- _Input rows_
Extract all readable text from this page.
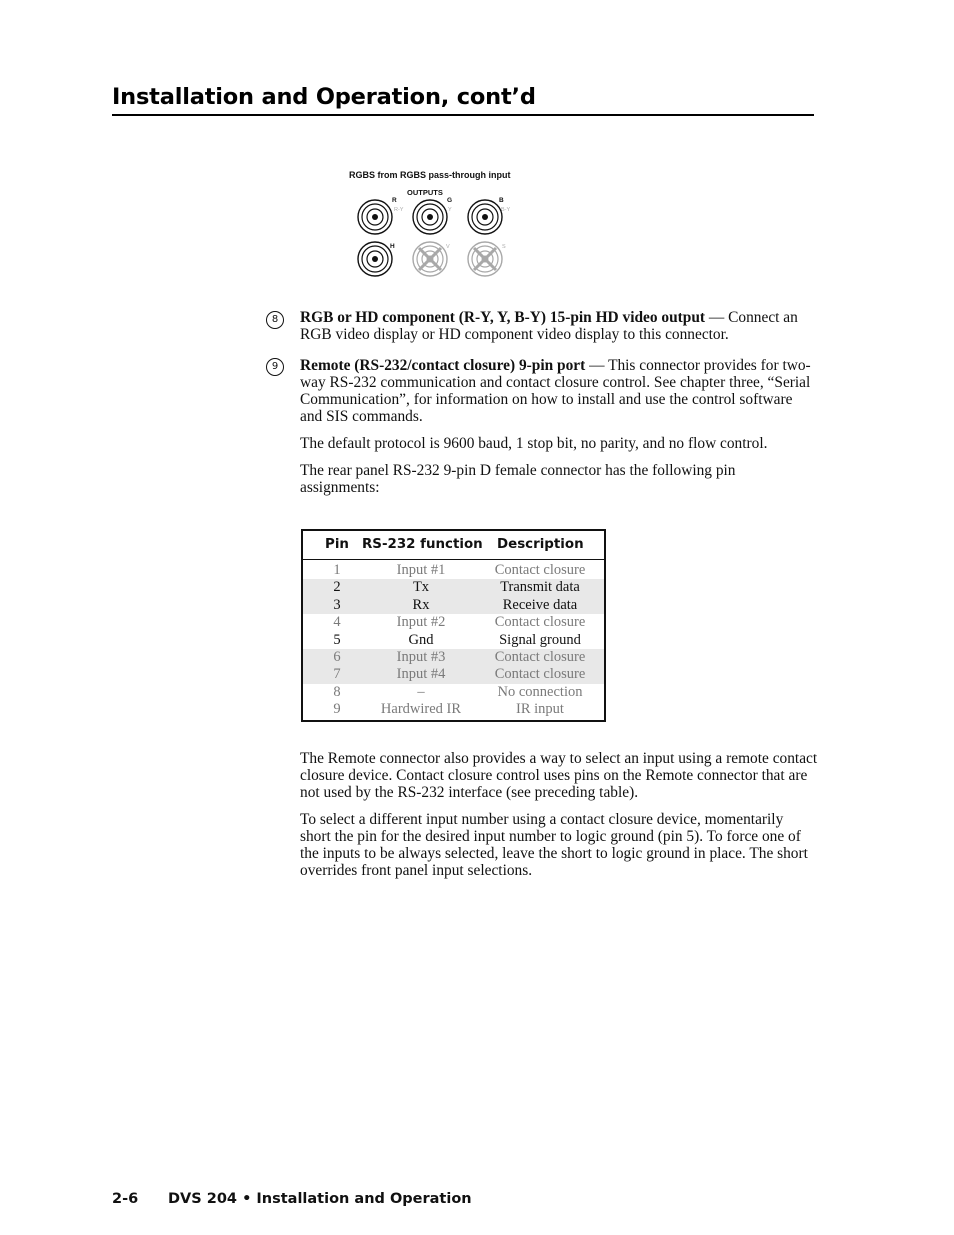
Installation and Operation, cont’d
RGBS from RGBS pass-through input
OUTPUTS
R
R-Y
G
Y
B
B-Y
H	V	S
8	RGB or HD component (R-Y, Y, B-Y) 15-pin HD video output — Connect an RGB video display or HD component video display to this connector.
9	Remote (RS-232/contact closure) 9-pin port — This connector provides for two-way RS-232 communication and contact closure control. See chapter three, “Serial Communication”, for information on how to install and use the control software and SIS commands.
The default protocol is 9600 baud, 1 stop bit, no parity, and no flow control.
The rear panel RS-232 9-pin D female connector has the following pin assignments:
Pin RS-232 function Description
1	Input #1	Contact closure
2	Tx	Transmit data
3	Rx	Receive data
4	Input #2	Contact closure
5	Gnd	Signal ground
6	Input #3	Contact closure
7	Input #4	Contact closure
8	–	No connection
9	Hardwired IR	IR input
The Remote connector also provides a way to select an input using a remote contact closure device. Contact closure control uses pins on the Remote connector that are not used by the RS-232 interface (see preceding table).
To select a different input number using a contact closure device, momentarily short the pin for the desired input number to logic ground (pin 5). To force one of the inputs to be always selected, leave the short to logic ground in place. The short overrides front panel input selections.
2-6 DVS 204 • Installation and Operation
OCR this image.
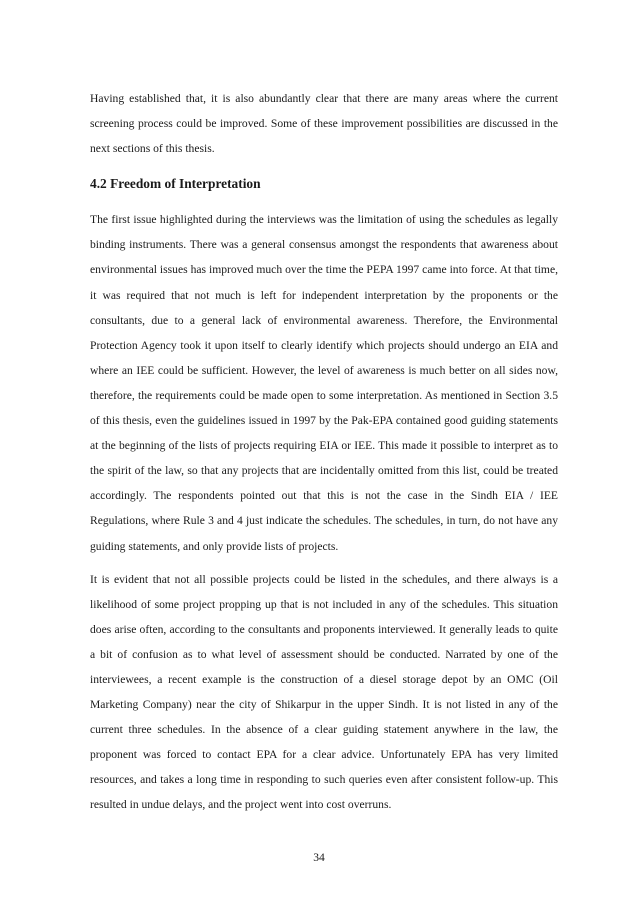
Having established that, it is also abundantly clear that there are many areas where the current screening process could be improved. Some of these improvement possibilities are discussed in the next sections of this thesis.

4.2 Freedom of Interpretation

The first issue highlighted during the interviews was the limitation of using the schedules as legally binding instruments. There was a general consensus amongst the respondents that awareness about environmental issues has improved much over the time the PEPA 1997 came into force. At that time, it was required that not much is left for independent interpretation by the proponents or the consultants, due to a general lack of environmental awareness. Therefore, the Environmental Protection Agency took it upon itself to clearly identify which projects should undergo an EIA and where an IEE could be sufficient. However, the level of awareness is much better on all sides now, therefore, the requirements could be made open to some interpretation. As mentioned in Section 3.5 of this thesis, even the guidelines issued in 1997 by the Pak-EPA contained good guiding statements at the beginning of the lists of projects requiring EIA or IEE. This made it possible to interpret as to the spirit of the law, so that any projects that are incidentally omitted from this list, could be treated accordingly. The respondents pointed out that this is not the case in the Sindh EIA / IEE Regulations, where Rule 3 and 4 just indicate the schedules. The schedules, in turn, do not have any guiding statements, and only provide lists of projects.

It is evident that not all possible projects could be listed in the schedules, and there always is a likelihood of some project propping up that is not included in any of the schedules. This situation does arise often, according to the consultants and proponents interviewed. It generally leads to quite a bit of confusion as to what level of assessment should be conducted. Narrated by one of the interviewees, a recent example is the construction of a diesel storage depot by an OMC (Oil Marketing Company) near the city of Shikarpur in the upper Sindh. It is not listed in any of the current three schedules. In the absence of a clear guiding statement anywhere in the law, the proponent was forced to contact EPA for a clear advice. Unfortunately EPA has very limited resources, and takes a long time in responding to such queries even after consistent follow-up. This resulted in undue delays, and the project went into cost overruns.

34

- _Exercise directions_
The records above are to be reproduced exactly; the pictures are to be left out.

- _Written answer_
Extract all readable text from this page.
Installation and Operation, cont’d
RGBS from RGBS pass-through input
OUTPUTS
R
R-Y
G
Y
B
B-Y
H	V	S
8	RGB or HD component (R-Y, Y, B-Y) 15-pin HD video output — Connect an RGB video display or HD component video display to this connector.
9	Remote (RS-232/contact closure) 9-pin port — This connector provides for two-way RS-232 communication and contact closure control. See chapter three, “Serial Communication”, for information on how to install and use the control software and SIS commands.
The default protocol is 9600 baud, 1 stop bit, no parity, and no flow control.
The rear panel RS-232 9-pin D female connector has the following pin assignments:
Pin RS-232 function Description
1	Input #1	Contact closure
2	Tx	Transmit data
3	Rx	Receive data
4	Input #2	Contact closure
5	Gnd	Signal ground
6	Input #3	Contact closure
7	Input #4	Contact closure
8	–	No connection
9	Hardwired IR	IR input
The Remote connector also provides a way to select an input using a remote contact closure device. Contact closure control uses pins on the Remote connector that are not used by the RS-232 interface (see preceding table).
To select a different input number using a contact closure device, momentarily short the pin for the desired input number to logic ground (pin 5). To force one of the inputs to be always selected, leave the short to logic ground in place. The short overrides front panel input selections.
2-6 DVS 204 • Installation and Operation
OCR this image.
Having established that, it is also abundantly clear that there are many areas where the current screening process could be improved. Some of these improvement possibilities are discussed in the next sections of this thesis.

4.2 Freedom of Interpretation

The first issue highlighted during the interviews was the limitation of using the schedules as legally binding instruments. There was a general consensus amongst the respondents that awareness about environmental issues has improved much over the time the PEPA 1997 came into force. At that time, it was required that not much is left for independent interpretation by the proponents or the consultants, due to a general lack of environmental awareness. Therefore, the Environmental Protection Agency took it upon itself to clearly identify which projects should undergo an EIA and where an IEE could be sufficient. However, the level of awareness is much better on all sides now, therefore, the requirements could be made open to some interpretation. As mentioned in Section 3.5 of this thesis, even the guidelines issued in 1997 by the Pak-EPA contained good guiding statements at the beginning of the lists of projects requiring EIA or IEE. This made it possible to interpret as to the spirit of the law, so that any projects that are incidentally omitted from this list, could be treated accordingly. The respondents pointed out that this is not the case in the Sindh EIA / IEE Regulations, where Rule 3 and 4 just indicate the schedules. The schedules, in turn, do not have any guiding statements, and only provide lists of projects.

It is evident that not all possible projects could be listed in the schedules, and there always is a likelihood of some project propping up that is not included in any of the schedules. This situation does arise often, according to the consultants and proponents interviewed. It generally leads to quite a bit of confusion as to what level of assessment should be conducted. Narrated by one of the interviewees, a recent example is the construction of a diesel storage depot by an OMC (Oil Marketing Company) near the city of Shikarpur in the upper Sindh. It is not listed in any of the current three schedules. In the absence of a clear guiding statement anywhere in the law, the proponent was forced to contact EPA for a clear advice. Unfortunately EPA has very limited resources, and takes a long time in responding to such queries even after consistent follow-up. This resulted in undue delays, and the project went into cost overruns.

34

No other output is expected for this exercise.